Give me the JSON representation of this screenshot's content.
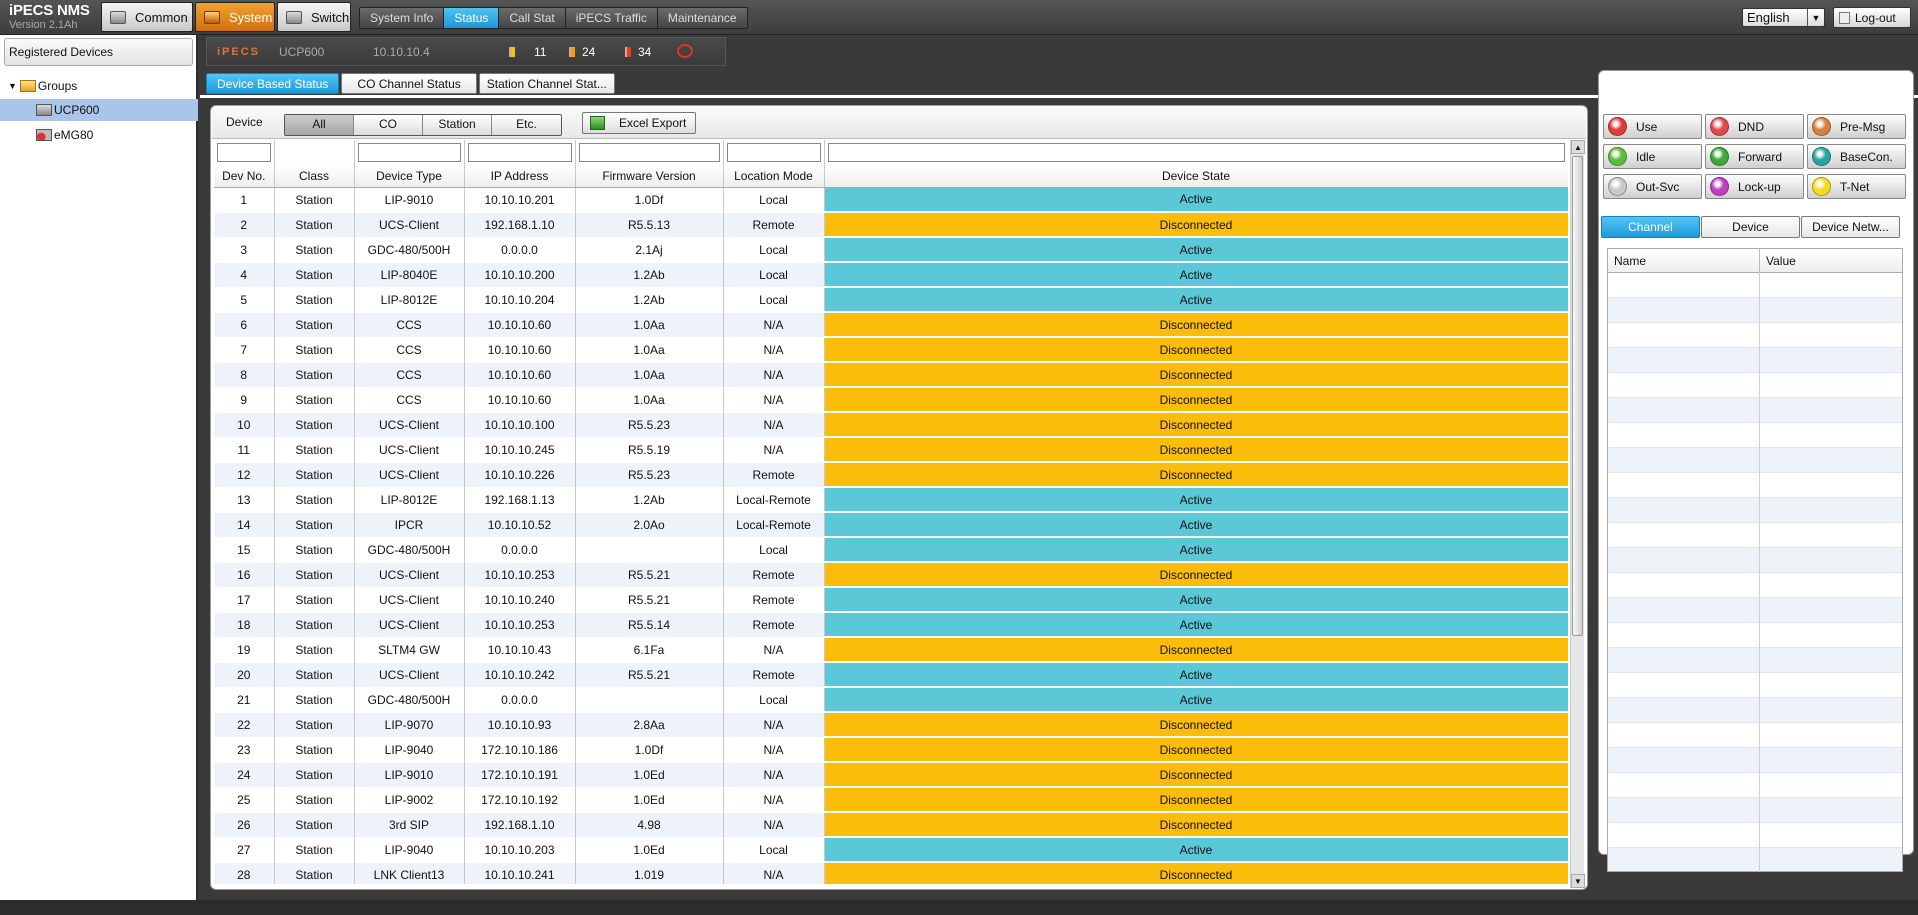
{
  "app": {
    "title": "iPECS NMS",
    "version": "Version 2.1Ah"
  },
  "main_tabs": [
    {
      "label": "Common",
      "active": false
    },
    {
      "label": "System",
      "active": true
    },
    {
      "label": "Switch",
      "active": false
    }
  ],
  "sub_tabs": [
    {
      "label": "System Info",
      "active": false
    },
    {
      "label": "Status",
      "active": true
    },
    {
      "label": "Call Stat",
      "active": false
    },
    {
      "label": "iPECS Traffic",
      "active": false
    },
    {
      "label": "Maintenance",
      "active": false
    }
  ],
  "language": {
    "value": "English"
  },
  "logout_label": "Log-out",
  "sidebar": {
    "title": "Registered Devices",
    "root": "Groups",
    "items": [
      {
        "label": "UCP600",
        "selected": true
      },
      {
        "label": "eMG80",
        "selected": false
      }
    ]
  },
  "device_bar": {
    "brand": "iPECS",
    "model": "UCP600",
    "ip": "10.10.10.4",
    "flag_yellow": "11",
    "flag_orange": "24",
    "flag_red": "34"
  },
  "view_tabs": [
    {
      "label": "Device Based Status",
      "active": true
    },
    {
      "label": "CO Channel Status",
      "active": false
    },
    {
      "label": "Station Channel Stat...",
      "active": false
    }
  ],
  "filter": {
    "label": "Device",
    "segments": [
      {
        "label": "All",
        "active": true
      },
      {
        "label": "CO",
        "active": false
      },
      {
        "label": "Station",
        "active": false
      },
      {
        "label": "Etc.",
        "active": false
      }
    ],
    "export_label": "Excel Export"
  },
  "columns": [
    "Dev No.",
    "Class",
    "Device Type",
    "IP Address",
    "Firmware Version",
    "Location Mode",
    "Device State"
  ],
  "rows": [
    [
      "1",
      "Station",
      "LIP-9010",
      "10.10.10.201",
      "1.0Df",
      "Local",
      "Active"
    ],
    [
      "2",
      "Station",
      "UCS-Client",
      "192.168.1.10",
      "R5.5.13",
      "Remote",
      "Disconnected"
    ],
    [
      "3",
      "Station",
      "GDC-480/500H",
      "0.0.0.0",
      "2.1Aj",
      "Local",
      "Active"
    ],
    [
      "4",
      "Station",
      "LIP-8040E",
      "10.10.10.200",
      "1.2Ab",
      "Local",
      "Active"
    ],
    [
      "5",
      "Station",
      "LIP-8012E",
      "10.10.10.204",
      "1.2Ab",
      "Local",
      "Active"
    ],
    [
      "6",
      "Station",
      "CCS",
      "10.10.10.60",
      "1.0Aa",
      "N/A",
      "Disconnected"
    ],
    [
      "7",
      "Station",
      "CCS",
      "10.10.10.60",
      "1.0Aa",
      "N/A",
      "Disconnected"
    ],
    [
      "8",
      "Station",
      "CCS",
      "10.10.10.60",
      "1.0Aa",
      "N/A",
      "Disconnected"
    ],
    [
      "9",
      "Station",
      "CCS",
      "10.10.10.60",
      "1.0Aa",
      "N/A",
      "Disconnected"
    ],
    [
      "10",
      "Station",
      "UCS-Client",
      "10.10.10.100",
      "R5.5.23",
      "N/A",
      "Disconnected"
    ],
    [
      "11",
      "Station",
      "UCS-Client",
      "10.10.10.245",
      "R5.5.19",
      "N/A",
      "Disconnected"
    ],
    [
      "12",
      "Station",
      "UCS-Client",
      "10.10.10.226",
      "R5.5.23",
      "Remote",
      "Disconnected"
    ],
    [
      "13",
      "Station",
      "LIP-8012E",
      "192.168.1.13",
      "1.2Ab",
      "Local-Remote",
      "Active"
    ],
    [
      "14",
      "Station",
      "IPCR",
      "10.10.10.52",
      "2.0Ao",
      "Local-Remote",
      "Active"
    ],
    [
      "15",
      "Station",
      "GDC-480/500H",
      "0.0.0.0",
      "",
      "Local",
      "Active"
    ],
    [
      "16",
      "Station",
      "UCS-Client",
      "10.10.10.253",
      "R5.5.21",
      "Remote",
      "Disconnected"
    ],
    [
      "17",
      "Station",
      "UCS-Client",
      "10.10.10.240",
      "R5.5.21",
      "Remote",
      "Active"
    ],
    [
      "18",
      "Station",
      "UCS-Client",
      "10.10.10.253",
      "R5.5.14",
      "Remote",
      "Active"
    ],
    [
      "19",
      "Station",
      "SLTM4 GW",
      "10.10.10.43",
      "6.1Fa",
      "N/A",
      "Disconnected"
    ],
    [
      "20",
      "Station",
      "UCS-Client",
      "10.10.10.242",
      "R5.5.21",
      "Remote",
      "Active"
    ],
    [
      "21",
      "Station",
      "GDC-480/500H",
      "0.0.0.0",
      "",
      "Local",
      "Active"
    ],
    [
      "22",
      "Station",
      "LIP-9070",
      "10.10.10.93",
      "2.8Aa",
      "N/A",
      "Disconnected"
    ],
    [
      "23",
      "Station",
      "LIP-9040",
      "172.10.10.186",
      "1.0Df",
      "N/A",
      "Disconnected"
    ],
    [
      "24",
      "Station",
      "LIP-9010",
      "172.10.10.191",
      "1.0Ed",
      "N/A",
      "Disconnected"
    ],
    [
      "25",
      "Station",
      "LIP-9002",
      "172.10.10.192",
      "1.0Ed",
      "N/A",
      "Disconnected"
    ],
    [
      "26",
      "Station",
      "3rd SIP",
      "192.168.1.10",
      "4.98",
      "N/A",
      "Disconnected"
    ],
    [
      "27",
      "Station",
      "LIP-9040",
      "10.10.10.203",
      "1.0Ed",
      "Local",
      "Active"
    ],
    [
      "28",
      "Station",
      "LNK Client13",
      "10.10.10.241",
      "1.019",
      "N/A",
      "Disconnected"
    ]
  ],
  "state_colors": {
    "Active": "#5bc8d8",
    "Disconnected": "#fbbd0a"
  },
  "legend": [
    {
      "label": "Use",
      "color": "#e23b3b"
    },
    {
      "label": "DND",
      "color": "#e24a4a"
    },
    {
      "label": "Pre-Msg",
      "color": "#d98040"
    },
    {
      "label": "Idle",
      "color": "#5cbf3a"
    },
    {
      "label": "Forward",
      "color": "#3ea83a"
    },
    {
      "label": "BaseCon.",
      "color": "#2aa5a0"
    },
    {
      "label": "Out-Svc",
      "color": "#c8c8c8"
    },
    {
      "label": "Lock-up",
      "color": "#c040c0"
    },
    {
      "label": "T-Net",
      "color": "#f5dc20"
    }
  ],
  "right_tabs": [
    {
      "label": "Channel",
      "active": true
    },
    {
      "label": "Device",
      "active": false
    },
    {
      "label": "Device Netw...",
      "active": false
    }
  ],
  "nv_headers": [
    "Name",
    "Value"
  ]
}
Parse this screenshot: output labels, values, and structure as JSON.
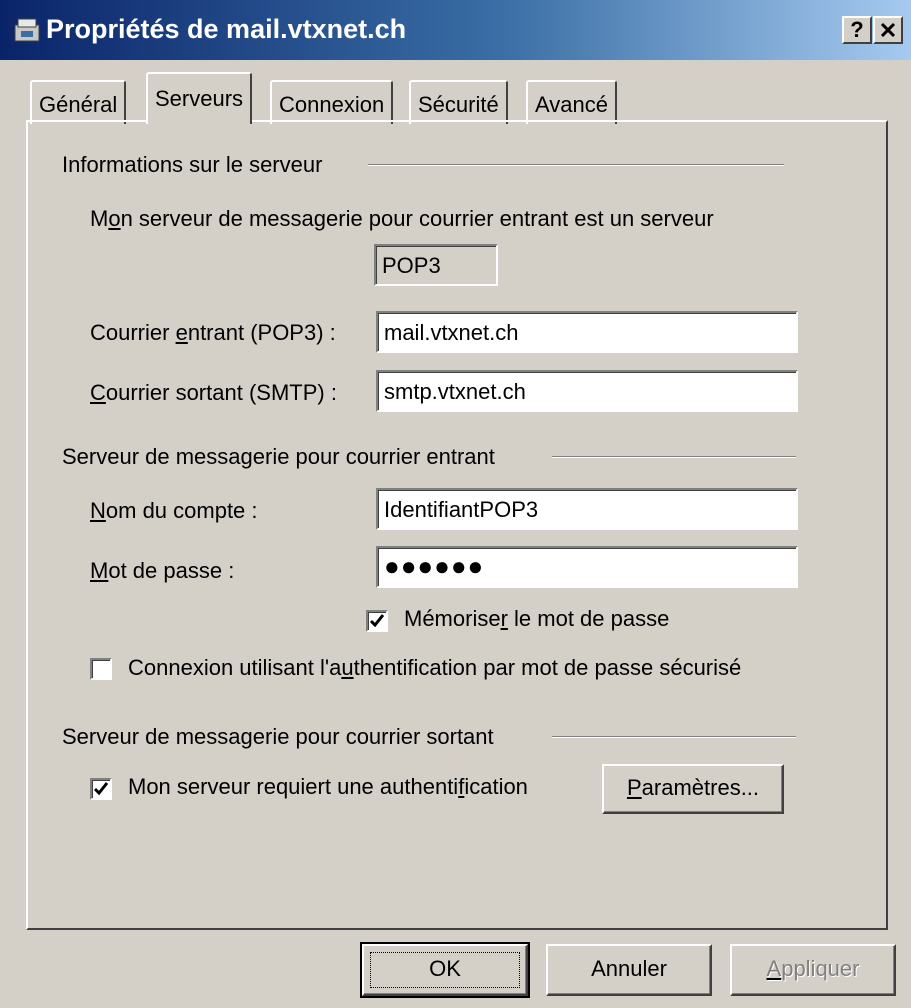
{
  "window": {
    "title": "Propriétés de mail.vtxnet.ch",
    "help_label": "?",
    "close_label": "✕"
  },
  "tabs": [
    {
      "label": "Général",
      "active": false
    },
    {
      "label": "Serveurs",
      "active": true
    },
    {
      "label": "Connexion",
      "active": false
    },
    {
      "label": "Sécurité",
      "active": false
    },
    {
      "label": "Avancé",
      "active": false
    }
  ],
  "server_info": {
    "group_label": "Informations sur le serveur",
    "incoming_type_label": {
      "pre": "M",
      "ul": "o",
      "post": "n serveur de messagerie pour courrier entrant est un serveur"
    },
    "incoming_type_value": "POP3",
    "incoming_label": {
      "pre": "Courrier ",
      "ul": "e",
      "post": "ntrant (POP3) :"
    },
    "incoming_value": "mail.vtxnet.ch",
    "outgoing_label": {
      "pre": "",
      "ul": "C",
      "post": "ourrier sortant (SMTP) :"
    },
    "outgoing_value": "smtp.vtxnet.ch"
  },
  "incoming_server": {
    "group_label": "Serveur de messagerie pour courrier entrant",
    "account_label": {
      "pre": "",
      "ul": "N",
      "post": "om du compte :"
    },
    "account_value": "IdentifiantPOP3",
    "password_label": {
      "pre": "",
      "ul": "M",
      "post": "ot de passe :"
    },
    "password_value": "●●●●●●",
    "remember_label": {
      "pre": "Mémorise",
      "ul": "r",
      "post": " le mot de passe"
    },
    "remember_checked": true,
    "spa_label": {
      "pre": "Connexion utilisant l'a",
      "ul": "u",
      "post": "thentification par mot de passe sécurisé"
    },
    "spa_checked": false
  },
  "outgoing_server": {
    "group_label": "Serveur de messagerie pour courrier sortant",
    "auth_label": {
      "pre": "Mon serveur requiert une authenti",
      "ul": "f",
      "post": "ication"
    },
    "auth_checked": true,
    "settings_button": {
      "pre": "",
      "ul": "P",
      "post": "aramètres..."
    }
  },
  "footer": {
    "ok_label": "OK",
    "cancel_label": "Annuler",
    "apply_label": {
      "pre": "",
      "ul": "A",
      "post": "ppliquer"
    }
  },
  "colors": {
    "titlebar_start": "#0a246a",
    "titlebar_end": "#a6caf0",
    "face": "#d4d0c8"
  }
}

◆ JOB
Reply with nothing except the number of lines in the listing above that include the string "vtxnet".

◆ RESPONSE TO THIS TASK
3